[Start]

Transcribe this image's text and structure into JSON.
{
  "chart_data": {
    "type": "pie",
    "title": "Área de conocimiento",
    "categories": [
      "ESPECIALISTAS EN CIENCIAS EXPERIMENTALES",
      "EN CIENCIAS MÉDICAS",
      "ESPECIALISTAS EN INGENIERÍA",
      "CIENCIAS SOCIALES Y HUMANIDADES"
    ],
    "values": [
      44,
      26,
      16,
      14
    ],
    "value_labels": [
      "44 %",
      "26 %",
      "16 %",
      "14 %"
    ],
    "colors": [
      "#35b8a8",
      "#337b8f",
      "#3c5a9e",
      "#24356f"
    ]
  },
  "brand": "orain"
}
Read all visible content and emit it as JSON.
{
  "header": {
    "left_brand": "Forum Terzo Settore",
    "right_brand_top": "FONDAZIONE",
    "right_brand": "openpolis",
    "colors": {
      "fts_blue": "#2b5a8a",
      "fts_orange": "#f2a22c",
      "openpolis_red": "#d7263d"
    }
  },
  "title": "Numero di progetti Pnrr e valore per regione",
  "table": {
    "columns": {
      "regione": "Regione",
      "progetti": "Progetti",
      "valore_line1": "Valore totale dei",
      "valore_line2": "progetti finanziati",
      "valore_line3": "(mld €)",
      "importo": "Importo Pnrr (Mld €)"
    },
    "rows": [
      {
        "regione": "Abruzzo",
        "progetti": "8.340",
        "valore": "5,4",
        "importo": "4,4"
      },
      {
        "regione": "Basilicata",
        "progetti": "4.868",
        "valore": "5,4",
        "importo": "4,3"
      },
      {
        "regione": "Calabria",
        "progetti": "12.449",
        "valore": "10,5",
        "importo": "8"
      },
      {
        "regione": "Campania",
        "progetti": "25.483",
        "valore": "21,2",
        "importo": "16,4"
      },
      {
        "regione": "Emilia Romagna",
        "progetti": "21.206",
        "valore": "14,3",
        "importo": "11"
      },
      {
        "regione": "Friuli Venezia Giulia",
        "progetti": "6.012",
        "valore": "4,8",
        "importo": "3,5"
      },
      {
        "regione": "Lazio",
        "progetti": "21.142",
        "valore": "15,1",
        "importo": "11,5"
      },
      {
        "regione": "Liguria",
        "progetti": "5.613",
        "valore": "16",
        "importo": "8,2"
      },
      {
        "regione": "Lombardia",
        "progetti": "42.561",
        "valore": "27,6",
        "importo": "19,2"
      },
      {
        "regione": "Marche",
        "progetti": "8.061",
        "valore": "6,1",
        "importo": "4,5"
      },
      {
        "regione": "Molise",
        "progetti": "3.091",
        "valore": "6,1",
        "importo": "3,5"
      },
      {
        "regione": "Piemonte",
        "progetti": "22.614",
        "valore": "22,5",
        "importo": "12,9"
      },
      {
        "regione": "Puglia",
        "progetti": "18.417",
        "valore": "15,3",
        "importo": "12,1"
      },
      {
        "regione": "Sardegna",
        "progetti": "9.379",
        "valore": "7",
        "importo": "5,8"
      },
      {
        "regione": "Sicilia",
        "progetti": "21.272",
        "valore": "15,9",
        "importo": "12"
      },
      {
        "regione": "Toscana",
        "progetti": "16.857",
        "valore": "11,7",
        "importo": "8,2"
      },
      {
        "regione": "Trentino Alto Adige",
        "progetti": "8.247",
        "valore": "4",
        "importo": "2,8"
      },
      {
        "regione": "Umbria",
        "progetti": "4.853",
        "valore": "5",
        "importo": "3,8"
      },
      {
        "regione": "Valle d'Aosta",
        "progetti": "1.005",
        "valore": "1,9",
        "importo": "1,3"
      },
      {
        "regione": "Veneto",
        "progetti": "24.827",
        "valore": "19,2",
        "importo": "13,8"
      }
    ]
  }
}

[End]

#### Your task:
Retype all of the material, keeping each line exact.

#### Full output:
Transcribe this image's text and structure into JSON.
{
  "chart_data": {
    "type": "pie",
    "title": "Área de conocimiento",
    "categories": [
      "ESPECIALISTAS EN CIENCIAS EXPERIMENTALES",
      "EN CIENCIAS MÉDICAS",
      "ESPECIALISTAS EN INGENIERÍA",
      "CIENCIAS SOCIALES Y HUMANIDADES"
    ],
    "values": [
      44,
      26,
      16,
      14
    ],
    "value_labels": [
      "44 %",
      "26 %",
      "16 %",
      "14 %"
    ],
    "colors": [
      "#35b8a8",
      "#337b8f",
      "#3c5a9e",
      "#24356f"
    ]
  },
  "brand": "orain"
}
Read all visible content and emit it as JSON.
{
  "header": {
    "left_brand": "Forum Terzo Settore",
    "right_brand_top": "FONDAZIONE",
    "right_brand": "openpolis",
    "colors": {
      "fts_blue": "#2b5a8a",
      "fts_orange": "#f2a22c",
      "openpolis_red": "#d7263d"
    }
  },
  "title": "Numero di progetti Pnrr e valore per regione",
  "table": {
    "columns": {
      "regione": "Regione",
      "progetti": "Progetti",
      "valore_line1": "Valore totale dei",
      "valore_line2": "progetti finanziati",
      "valore_line3": "(mld €)",
      "importo": "Importo Pnrr (Mld €)"
    },
    "rows": [
      {
        "regione": "Abruzzo",
        "progetti": "8.340",
        "valore": "5,4",
        "importo": "4,4"
      },
      {
        "regione": "Basilicata",
        "progetti": "4.868",
        "valore": "5,4",
        "importo": "4,3"
      },
      {
        "regione": "Calabria",
        "progetti": "12.449",
        "valore": "10,5",
        "importo": "8"
      },
      {
        "regione": "Campania",
        "progetti": "25.483",
        "valore": "21,2",
        "importo": "16,4"
      },
      {
        "regione": "Emilia Romagna",
        "progetti": "21.206",
        "valore": "14,3",
        "importo": "11"
      },
      {
        "regione": "Friuli Venezia Giulia",
        "progetti": "6.012",
        "valore": "4,8",
        "importo": "3,5"
      },
      {
        "regione": "Lazio",
        "progetti": "21.142",
        "valore": "15,1",
        "importo": "11,5"
      },
      {
        "regione": "Liguria",
        "progetti": "5.613",
        "valore": "16",
        "importo": "8,2"
      },
      {
        "regione": "Lombardia",
        "progetti": "42.561",
        "valore": "27,6",
        "importo": "19,2"
      },
      {
        "regione": "Marche",
        "progetti": "8.061",
        "valore": "6,1",
        "importo": "4,5"
      },
      {
        "regione": "Molise",
        "progetti": "3.091",
        "valore": "6,1",
        "importo": "3,5"
      },
      {
        "regione": "Piemonte",
        "progetti": "22.614",
        "valore": "22,5",
        "importo": "12,9"
      },
      {
        "regione": "Puglia",
        "progetti": "18.417",
        "valore": "15,3",
        "importo": "12,1"
      },
      {
        "regione": "Sardegna",
        "progetti": "9.379",
        "valore": "7",
        "importo": "5,8"
      },
      {
        "regione": "Sicilia",
        "progetti": "21.272",
        "valore": "15,9",
        "importo": "12"
      },
      {
        "regione": "Toscana",
        "progetti": "16.857",
        "valore": "11,7",
        "importo": "8,2"
      },
      {
        "regione": "Trentino Alto Adige",
        "progetti": "8.247",
        "valore": "4",
        "importo": "2,8"
      },
      {
        "regione": "Umbria",
        "progetti": "4.853",
        "valore": "5",
        "importo": "3,8"
      },
      {
        "regione": "Valle d'Aosta",
        "progetti": "1.005",
        "valore": "1,9",
        "importo": "1,3"
      },
      {
        "regione": "Veneto",
        "progetti": "24.827",
        "valore": "19,2",
        "importo": "13,8"
      }
    ]
  }
}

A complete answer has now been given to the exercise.